WHAT YOU WILL DO: Copy out exactly the lines from the line containing "Extract all readable text from this page." to the end of the listing.

DATA FOR PROCESSING:
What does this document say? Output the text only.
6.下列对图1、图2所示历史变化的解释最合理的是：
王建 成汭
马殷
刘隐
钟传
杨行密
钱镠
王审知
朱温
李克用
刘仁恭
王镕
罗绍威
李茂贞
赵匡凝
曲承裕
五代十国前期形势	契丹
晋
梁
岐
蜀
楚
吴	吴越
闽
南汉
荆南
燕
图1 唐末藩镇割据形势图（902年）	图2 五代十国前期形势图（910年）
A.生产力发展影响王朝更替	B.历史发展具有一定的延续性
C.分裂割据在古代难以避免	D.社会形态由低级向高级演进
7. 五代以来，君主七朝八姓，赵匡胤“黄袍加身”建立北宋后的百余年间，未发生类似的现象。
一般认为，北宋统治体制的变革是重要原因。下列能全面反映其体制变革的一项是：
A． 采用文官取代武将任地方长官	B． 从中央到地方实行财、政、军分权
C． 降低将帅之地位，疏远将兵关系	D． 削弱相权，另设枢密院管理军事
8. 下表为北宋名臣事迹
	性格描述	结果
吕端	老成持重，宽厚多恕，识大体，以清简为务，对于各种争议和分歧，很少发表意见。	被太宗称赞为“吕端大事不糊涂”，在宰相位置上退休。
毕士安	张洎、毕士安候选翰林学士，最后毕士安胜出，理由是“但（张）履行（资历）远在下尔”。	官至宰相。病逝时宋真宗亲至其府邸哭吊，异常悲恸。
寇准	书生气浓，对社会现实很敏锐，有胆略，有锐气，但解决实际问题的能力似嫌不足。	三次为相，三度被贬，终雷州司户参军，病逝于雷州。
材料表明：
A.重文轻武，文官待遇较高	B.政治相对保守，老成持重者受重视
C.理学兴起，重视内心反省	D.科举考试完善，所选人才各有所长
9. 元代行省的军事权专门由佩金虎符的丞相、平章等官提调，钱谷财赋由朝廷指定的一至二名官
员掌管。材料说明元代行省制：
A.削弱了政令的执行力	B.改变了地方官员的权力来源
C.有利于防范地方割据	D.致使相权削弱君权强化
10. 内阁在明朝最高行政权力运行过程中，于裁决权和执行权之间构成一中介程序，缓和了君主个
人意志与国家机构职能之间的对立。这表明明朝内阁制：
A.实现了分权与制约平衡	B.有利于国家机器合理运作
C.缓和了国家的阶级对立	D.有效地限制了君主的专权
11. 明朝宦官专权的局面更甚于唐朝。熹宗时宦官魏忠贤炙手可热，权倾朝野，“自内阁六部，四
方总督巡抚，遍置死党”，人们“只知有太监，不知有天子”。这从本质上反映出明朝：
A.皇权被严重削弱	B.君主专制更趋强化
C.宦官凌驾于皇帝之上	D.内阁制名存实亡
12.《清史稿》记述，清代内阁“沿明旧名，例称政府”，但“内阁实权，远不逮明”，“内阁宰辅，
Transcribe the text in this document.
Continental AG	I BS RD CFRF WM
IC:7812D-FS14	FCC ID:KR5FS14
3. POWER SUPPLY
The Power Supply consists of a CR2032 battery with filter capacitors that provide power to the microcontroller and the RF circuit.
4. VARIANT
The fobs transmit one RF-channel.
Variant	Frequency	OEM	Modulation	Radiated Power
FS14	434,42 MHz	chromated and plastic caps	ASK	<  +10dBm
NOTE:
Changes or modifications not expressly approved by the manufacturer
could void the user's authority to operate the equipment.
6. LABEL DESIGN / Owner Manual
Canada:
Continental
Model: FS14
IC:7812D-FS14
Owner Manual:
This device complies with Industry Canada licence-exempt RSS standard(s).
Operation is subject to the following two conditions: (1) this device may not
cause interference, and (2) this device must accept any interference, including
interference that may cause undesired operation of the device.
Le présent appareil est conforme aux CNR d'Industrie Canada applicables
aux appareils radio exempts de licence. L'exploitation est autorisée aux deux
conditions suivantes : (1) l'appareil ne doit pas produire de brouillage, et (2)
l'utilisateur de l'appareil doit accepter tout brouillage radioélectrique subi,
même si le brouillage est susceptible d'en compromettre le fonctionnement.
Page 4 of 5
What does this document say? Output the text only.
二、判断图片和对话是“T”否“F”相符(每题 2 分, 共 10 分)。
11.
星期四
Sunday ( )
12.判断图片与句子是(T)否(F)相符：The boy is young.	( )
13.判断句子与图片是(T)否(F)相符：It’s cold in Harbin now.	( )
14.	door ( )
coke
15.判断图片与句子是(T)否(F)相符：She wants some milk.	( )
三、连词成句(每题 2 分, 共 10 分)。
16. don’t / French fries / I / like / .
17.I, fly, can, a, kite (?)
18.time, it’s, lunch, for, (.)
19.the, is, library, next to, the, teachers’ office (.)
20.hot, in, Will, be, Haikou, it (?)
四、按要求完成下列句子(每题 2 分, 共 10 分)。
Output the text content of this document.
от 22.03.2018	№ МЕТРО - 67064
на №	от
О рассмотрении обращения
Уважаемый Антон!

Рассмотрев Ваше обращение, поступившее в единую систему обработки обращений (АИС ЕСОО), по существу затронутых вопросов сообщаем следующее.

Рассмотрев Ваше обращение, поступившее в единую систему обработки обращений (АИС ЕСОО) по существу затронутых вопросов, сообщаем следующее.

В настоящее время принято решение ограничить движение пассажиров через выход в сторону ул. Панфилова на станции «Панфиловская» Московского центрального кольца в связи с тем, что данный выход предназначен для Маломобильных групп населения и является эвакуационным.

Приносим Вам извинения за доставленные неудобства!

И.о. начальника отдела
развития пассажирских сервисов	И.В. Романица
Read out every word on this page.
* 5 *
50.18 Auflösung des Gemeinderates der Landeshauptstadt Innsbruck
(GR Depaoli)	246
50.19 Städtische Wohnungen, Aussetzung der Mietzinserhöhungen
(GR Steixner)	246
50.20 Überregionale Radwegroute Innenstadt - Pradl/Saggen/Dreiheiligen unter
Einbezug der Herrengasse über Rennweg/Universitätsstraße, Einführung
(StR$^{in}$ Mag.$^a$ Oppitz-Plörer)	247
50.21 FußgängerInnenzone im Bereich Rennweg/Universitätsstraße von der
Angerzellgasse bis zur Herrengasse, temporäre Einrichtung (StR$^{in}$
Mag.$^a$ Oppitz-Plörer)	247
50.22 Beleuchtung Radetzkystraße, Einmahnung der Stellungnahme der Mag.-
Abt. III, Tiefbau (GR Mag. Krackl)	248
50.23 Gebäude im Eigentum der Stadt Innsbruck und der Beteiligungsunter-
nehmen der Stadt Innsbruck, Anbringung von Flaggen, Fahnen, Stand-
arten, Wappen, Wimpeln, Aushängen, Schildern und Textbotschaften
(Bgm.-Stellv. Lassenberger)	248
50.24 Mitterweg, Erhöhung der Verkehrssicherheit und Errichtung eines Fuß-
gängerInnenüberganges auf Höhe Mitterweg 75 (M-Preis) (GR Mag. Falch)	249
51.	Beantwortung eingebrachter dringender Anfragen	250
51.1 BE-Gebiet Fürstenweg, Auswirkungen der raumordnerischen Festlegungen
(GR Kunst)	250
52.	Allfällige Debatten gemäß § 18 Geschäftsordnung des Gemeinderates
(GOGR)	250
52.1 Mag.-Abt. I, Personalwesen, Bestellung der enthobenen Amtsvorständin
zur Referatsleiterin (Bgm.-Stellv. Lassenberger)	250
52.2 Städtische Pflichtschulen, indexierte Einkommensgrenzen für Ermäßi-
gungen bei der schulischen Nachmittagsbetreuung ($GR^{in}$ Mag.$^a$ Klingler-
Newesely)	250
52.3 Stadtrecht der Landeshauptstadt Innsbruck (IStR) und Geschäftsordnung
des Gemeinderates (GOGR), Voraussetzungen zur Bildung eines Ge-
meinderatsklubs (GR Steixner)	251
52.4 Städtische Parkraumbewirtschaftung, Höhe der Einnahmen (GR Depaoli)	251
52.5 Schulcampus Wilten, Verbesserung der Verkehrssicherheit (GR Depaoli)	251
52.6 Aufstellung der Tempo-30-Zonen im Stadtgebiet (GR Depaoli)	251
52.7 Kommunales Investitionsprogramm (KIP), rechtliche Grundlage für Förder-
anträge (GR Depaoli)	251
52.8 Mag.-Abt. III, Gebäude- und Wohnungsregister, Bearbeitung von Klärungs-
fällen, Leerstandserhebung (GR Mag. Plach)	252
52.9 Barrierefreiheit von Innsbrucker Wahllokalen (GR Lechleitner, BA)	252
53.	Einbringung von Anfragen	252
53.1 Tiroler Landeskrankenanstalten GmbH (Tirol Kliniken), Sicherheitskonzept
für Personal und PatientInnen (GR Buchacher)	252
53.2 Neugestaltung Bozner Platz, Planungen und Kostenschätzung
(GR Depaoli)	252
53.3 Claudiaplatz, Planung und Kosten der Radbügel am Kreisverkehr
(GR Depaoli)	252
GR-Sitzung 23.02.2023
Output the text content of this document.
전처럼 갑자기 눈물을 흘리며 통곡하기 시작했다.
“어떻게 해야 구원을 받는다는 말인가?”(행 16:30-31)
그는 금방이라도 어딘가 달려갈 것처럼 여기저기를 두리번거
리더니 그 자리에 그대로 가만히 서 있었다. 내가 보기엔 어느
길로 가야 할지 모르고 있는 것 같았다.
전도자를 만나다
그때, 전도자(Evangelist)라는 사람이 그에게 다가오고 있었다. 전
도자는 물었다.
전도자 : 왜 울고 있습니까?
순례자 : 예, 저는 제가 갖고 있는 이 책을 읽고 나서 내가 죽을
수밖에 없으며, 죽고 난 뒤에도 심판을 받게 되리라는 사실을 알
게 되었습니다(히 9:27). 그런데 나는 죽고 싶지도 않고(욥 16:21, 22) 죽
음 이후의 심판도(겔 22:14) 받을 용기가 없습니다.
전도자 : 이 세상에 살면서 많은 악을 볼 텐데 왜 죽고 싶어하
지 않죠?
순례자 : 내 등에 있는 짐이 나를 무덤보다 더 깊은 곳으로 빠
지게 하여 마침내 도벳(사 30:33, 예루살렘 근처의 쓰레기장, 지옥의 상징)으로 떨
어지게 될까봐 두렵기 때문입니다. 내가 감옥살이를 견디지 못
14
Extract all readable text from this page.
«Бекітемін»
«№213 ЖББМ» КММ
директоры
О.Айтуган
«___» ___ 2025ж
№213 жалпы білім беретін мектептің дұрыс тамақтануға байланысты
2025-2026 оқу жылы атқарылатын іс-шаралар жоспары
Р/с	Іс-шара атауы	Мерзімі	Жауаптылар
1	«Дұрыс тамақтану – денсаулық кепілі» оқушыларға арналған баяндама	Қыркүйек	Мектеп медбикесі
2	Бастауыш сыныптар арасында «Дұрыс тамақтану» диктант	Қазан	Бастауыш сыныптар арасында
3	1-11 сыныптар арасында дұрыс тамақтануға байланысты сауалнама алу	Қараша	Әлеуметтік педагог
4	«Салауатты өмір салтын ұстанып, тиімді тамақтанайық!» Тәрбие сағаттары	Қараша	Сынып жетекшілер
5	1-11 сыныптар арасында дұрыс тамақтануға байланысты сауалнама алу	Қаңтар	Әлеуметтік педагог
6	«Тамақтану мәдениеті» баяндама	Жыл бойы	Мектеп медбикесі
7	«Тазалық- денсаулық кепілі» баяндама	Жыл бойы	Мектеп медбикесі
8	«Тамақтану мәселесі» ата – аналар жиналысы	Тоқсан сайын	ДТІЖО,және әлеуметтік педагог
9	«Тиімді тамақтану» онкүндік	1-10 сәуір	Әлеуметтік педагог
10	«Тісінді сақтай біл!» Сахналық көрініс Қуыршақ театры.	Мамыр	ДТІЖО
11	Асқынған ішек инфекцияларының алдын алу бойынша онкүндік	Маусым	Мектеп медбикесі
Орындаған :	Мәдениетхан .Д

ANSWER TO THIS TASK:
Extract all readable text from this page.
«Бекітемін»
«№213 ЖББМ» КММ
директоры
О.Айтуган
«___» ___ 2025ж
№213 жалпы білім беретін мектептің дұрыс тамақтануға байланысты
2025-2026 оқу жылы атқарылатын іс-шаралар жоспары
Р/с	Іс-шара атауы	Мерзімі	Жауаптылар
1	«Дұрыс тамақтану – денсаулық кепілі» оқушыларға арналған баяндама	Қыркүйек	Мектеп медбикесі
2	Бастауыш сыныптар арасында «Дұрыс тамақтану» диктант	Қазан	Бастауыш сыныптар арасында
3	1-11 сыныптар арасында дұрыс тамақтануға байланысты сауалнама алу	Қараша	Әлеуметтік педагог
4	«Салауатты өмір салтын ұстанып, тиімді тамақтанайық!» Тәрбие сағаттары	Қараша	Сынып жетекшілер
5	1-11 сыныптар арасында дұрыс тамақтануға байланысты сауалнама алу	Қаңтар	Әлеуметтік педагог
6	«Тамақтану мәдениеті» баяндама	Жыл бойы	Мектеп медбикесі
7	«Тазалық- денсаулық кепілі» баяндама	Жыл бойы	Мектеп медбикесі
8	«Тамақтану мәселесі» ата – аналар жиналысы	Тоқсан сайын	ДТІЖО,және әлеуметтік педагог
9	«Тиімді тамақтану» онкүндік	1-10 сәуір	Әлеуметтік педагог
10	«Тісінді сақтай біл!» Сахналық көрініс Қуыршақ театры.	Мамыр	ДТІЖО
11	Асқынған ішек инфекцияларының алдын алу бойынша онкүндік	Маусым	Мектеп медбикесі
Орындаған :	Мәдениетхан .Д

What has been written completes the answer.